::: Exercise input :::
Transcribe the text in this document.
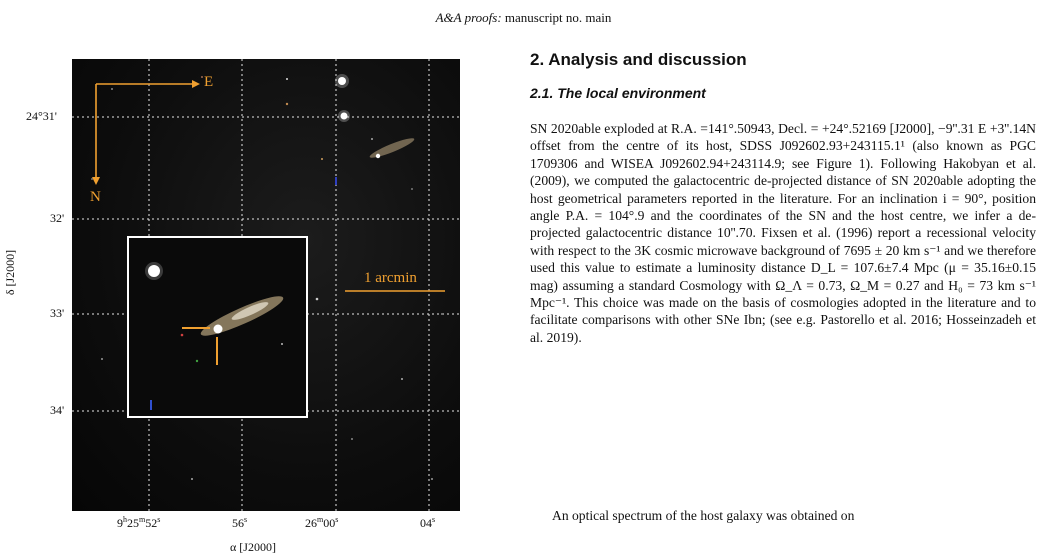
A&A proofs: manuscript no. main
E
N
1 arcmin
24°31'
32'
33'
34'
δ [J2000]
9$^h$25$^m$52$^s$	56$^s$	26$^m$00$^s$	04$^s$
α [J2000]
2. Analysis and discussion
2.1. The local environment

SN 2020able exploded at R.A. =141°.50943, Decl. = +24°.52169 [J2000], −9''.31 E +3''.14N offset from the centre of its host, SDSS J092602.93+243115.1¹ (also known as PGC 1709306 and WISEA J092602.94+243114.9; see Figure 1). Following Hakobyan et al. (2009), we computed the galactocentric de-projected distance of SN 2020able adopting the host geometrical parameters reported in the literature. For an inclination i = 90°, position angle P.A. = 104°.9 and the coordinates of the SN and the host centre, we infer a de-projected galactocentric distance 10''.70. Fixsen et al. (1996) report a recessional velocity with respect to the 3K cosmic microwave background of 7695 ± 20 km s⁻¹ and we therefore used this value to estimate a luminosity distance D_L = 107.6±7.4 Mpc (μ = 35.16±0.15 mag) assuming a standard Cosmology with Ω_Λ = 0.73, Ω_M = 0.27 and H₀ = 73 km s⁻¹ Mpc⁻¹. This choice was made on the basis of cosmologies adopted in the literature and to facilitate comparisons with other SNe Ibn; (see e.g. Pastorello et al. 2016; Hosseinzadeh et al. 2019).

An optical spectrum of the host galaxy was obtained on
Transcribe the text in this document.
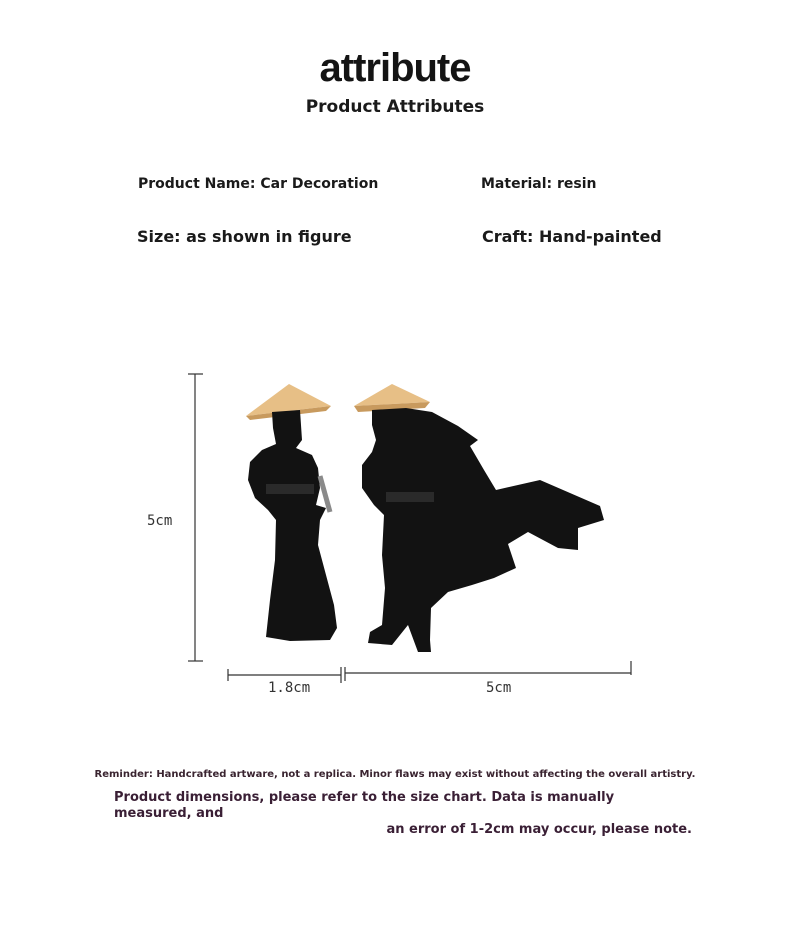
attribute
Product Attributes
Product Name: Car Decoration	Material: resin
Size: as shown in figure	Craft: Hand-painted
5cm
1.8cm	5cm
Reminder: Handcrafted artware, not a replica. Minor flaws may exist without affecting the overall artistry.
Product dimensions, please refer to the size chart. Data is manually measured, and
an error of 1-2cm may occur, please note.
:::
### Given task
Take each line of the material that contains the word "please" and list it.

### Answer for this exercise
Product dimensions, please refer to the size chart. Data is manually measured, and
an error of 1-2cm may occur, please note.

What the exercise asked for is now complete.